[[ Selected text, beginning ]]

The following plots show the top dangerous weather events for economic loss in terms of total number of property damage and crop damage respectively:
p3 <- ggplot(totprop, aes(x = reorder(EVTYPE,totProp), y = log10(totProp), fill = totProp)) +
geom_bar(stat = "identity") +
coord_flip() +
ylab("Property damage in dollars (log-scale)") +
xlab("Event type")
p4 <- ggplot(totcrop, aes(x = reorder(EVTYPE,totCrop), y = totCrop, fill = totCrop)) +
geom_bar(stat = "identity") +
coord_flip() +
ylab("Crop damage in dollars") +
xlab("Event type")
grid.arrange(grobs = list(p3,p4), main="Weather costs to the US economy (1950-2011)")

[[ Selected text, end ]]

*Apply what you read*.
- 1) In the weather-damage analysis, restate the paragraph that begins "The following plots show" more briefly, keeping its main facts.
- 2) Carry on the weather-damage analysis from its last line, the grid.arrange call.

[[ Given records, beginning ]]

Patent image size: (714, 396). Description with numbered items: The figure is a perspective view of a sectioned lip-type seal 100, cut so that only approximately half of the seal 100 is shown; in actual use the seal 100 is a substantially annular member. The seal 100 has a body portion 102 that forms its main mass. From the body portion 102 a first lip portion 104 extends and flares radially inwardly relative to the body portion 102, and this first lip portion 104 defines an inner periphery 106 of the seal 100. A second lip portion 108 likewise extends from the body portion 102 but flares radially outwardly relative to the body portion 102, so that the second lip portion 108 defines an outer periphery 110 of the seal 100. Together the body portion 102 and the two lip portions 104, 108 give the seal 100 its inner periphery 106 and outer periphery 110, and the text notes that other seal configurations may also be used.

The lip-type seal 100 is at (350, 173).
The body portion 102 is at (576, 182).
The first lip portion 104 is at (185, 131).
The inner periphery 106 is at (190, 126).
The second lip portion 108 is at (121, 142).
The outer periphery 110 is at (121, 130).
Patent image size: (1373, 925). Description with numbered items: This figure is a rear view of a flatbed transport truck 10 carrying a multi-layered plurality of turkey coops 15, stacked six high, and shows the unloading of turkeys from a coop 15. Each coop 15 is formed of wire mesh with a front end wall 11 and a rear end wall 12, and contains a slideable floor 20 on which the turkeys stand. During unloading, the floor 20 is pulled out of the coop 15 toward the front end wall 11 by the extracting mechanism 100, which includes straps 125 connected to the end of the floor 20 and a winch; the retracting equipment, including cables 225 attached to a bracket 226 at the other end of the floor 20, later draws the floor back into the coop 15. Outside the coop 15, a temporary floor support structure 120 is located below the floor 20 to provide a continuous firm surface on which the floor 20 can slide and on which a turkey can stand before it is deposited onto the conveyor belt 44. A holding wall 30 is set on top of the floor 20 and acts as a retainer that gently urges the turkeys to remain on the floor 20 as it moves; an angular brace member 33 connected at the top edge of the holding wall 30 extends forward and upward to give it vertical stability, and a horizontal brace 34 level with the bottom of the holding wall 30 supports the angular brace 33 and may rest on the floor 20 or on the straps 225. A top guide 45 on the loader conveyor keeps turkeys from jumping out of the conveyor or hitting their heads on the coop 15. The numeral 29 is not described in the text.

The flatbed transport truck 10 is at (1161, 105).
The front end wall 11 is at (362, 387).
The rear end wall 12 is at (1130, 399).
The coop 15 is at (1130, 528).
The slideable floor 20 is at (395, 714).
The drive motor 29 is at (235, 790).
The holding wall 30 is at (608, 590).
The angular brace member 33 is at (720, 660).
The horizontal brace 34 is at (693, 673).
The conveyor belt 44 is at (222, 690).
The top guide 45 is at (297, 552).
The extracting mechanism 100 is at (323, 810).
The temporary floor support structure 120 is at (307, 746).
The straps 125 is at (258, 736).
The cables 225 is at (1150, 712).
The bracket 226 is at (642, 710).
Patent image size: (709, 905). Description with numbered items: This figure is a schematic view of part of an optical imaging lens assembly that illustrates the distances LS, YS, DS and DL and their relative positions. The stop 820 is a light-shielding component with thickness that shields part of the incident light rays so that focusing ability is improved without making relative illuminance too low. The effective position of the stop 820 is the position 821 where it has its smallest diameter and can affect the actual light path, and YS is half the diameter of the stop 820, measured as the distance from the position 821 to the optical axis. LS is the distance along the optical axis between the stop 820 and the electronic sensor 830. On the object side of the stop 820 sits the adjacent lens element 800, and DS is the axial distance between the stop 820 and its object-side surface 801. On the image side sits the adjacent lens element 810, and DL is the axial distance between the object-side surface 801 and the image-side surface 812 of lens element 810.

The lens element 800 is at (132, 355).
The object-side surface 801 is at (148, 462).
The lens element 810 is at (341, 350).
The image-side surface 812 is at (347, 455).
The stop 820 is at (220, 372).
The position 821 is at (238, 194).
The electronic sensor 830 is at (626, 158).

[[ Given records, end ]]

*Exercise responses*.
- 1) The next two plots rank the weather events that cost the economy most, one by total property damage and one by total crop damage.

- 2)
Property damages are given in logarithmic scale due to large range of values. The data shows that flash floods and thunderstorm winds cost the largest property damages among weather-related natural diseasters. Note that, due to untidy nature of the available data, type flood and flash flood are separate values and should be merged for more accurate data-driven conclusions.
The most severe weather event in terms of crop damage is the drought. In the last half century, the drought has caused more than 10 billion dollars damage. Other severe crop-damage-causing event types are floods and hails.